Below is a set of records. Repeat all of them exactly.

################

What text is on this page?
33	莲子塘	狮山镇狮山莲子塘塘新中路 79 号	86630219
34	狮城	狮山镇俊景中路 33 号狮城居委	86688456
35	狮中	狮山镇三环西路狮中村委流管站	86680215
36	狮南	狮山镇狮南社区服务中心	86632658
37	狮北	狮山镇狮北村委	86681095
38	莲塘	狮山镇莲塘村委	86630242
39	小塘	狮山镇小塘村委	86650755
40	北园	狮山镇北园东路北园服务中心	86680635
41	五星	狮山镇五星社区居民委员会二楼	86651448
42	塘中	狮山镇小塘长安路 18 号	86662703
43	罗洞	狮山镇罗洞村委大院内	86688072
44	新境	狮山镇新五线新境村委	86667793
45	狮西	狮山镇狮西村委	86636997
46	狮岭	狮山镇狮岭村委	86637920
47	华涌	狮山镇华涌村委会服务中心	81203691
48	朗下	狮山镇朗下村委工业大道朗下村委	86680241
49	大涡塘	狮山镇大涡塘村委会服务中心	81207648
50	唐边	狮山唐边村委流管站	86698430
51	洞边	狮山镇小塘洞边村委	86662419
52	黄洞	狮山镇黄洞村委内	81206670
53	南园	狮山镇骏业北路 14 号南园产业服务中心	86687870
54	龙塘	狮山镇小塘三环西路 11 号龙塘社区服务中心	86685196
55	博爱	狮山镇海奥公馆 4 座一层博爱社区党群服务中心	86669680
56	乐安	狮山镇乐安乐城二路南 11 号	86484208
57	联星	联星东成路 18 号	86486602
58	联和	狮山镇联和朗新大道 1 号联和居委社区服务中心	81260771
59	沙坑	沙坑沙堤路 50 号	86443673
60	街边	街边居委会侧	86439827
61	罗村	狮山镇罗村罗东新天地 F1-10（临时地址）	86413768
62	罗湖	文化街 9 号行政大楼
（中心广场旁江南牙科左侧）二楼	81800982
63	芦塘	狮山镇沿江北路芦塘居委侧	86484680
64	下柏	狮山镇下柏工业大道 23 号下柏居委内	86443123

################

### Task output:
What text is on this page?
33	莲子塘	狮山镇狮山莲子塘塘新中路 79 号	86630219
34	狮城	狮山镇俊景中路 33 号狮城居委	86688456
35	狮中	狮山镇三环西路狮中村委流管站	86680215
36	狮南	狮山镇狮南社区服务中心	86632658
37	狮北	狮山镇狮北村委	86681095
38	莲塘	狮山镇莲塘村委	86630242
39	小塘	狮山镇小塘村委	86650755
40	北园	狮山镇北园东路北园服务中心	86680635
41	五星	狮山镇五星社区居民委员会二楼	86651448
42	塘中	狮山镇小塘长安路 18 号	86662703
43	罗洞	狮山镇罗洞村委大院内	86688072
44	新境	狮山镇新五线新境村委	86667793
45	狮西	狮山镇狮西村委	86636997
46	狮岭	狮山镇狮岭村委	86637920
47	华涌	狮山镇华涌村委会服务中心	81203691
48	朗下	狮山镇朗下村委工业大道朗下村委	86680241
49	大涡塘	狮山镇大涡塘村委会服务中心	81207648
50	唐边	狮山唐边村委流管站	86698430
51	洞边	狮山镇小塘洞边村委	86662419
52	黄洞	狮山镇黄洞村委内	81206670
53	南园	狮山镇骏业北路 14 号南园产业服务中心	86687870
54	龙塘	狮山镇小塘三环西路 11 号龙塘社区服务中心	86685196
55	博爱	狮山镇海奥公馆 4 座一层博爱社区党群服务中心	86669680
56	乐安	狮山镇乐安乐城二路南 11 号	86484208
57	联星	联星东成路 18 号	86486602
58	联和	狮山镇联和朗新大道 1 号联和居委社区服务中心	81260771
59	沙坑	沙坑沙堤路 50 号	86443673
60	街边	街边居委会侧	86439827
61	罗村	狮山镇罗村罗东新天地 F1-10（临时地址）	86413768
62	罗湖	文化街 9 号行政大楼
（中心广场旁江南牙科左侧）二楼	81800982
63	芦塘	狮山镇沿江北路芦塘居委侧	86484680
64	下柏	狮山镇下柏工业大道 23 号下柏居委内	86443123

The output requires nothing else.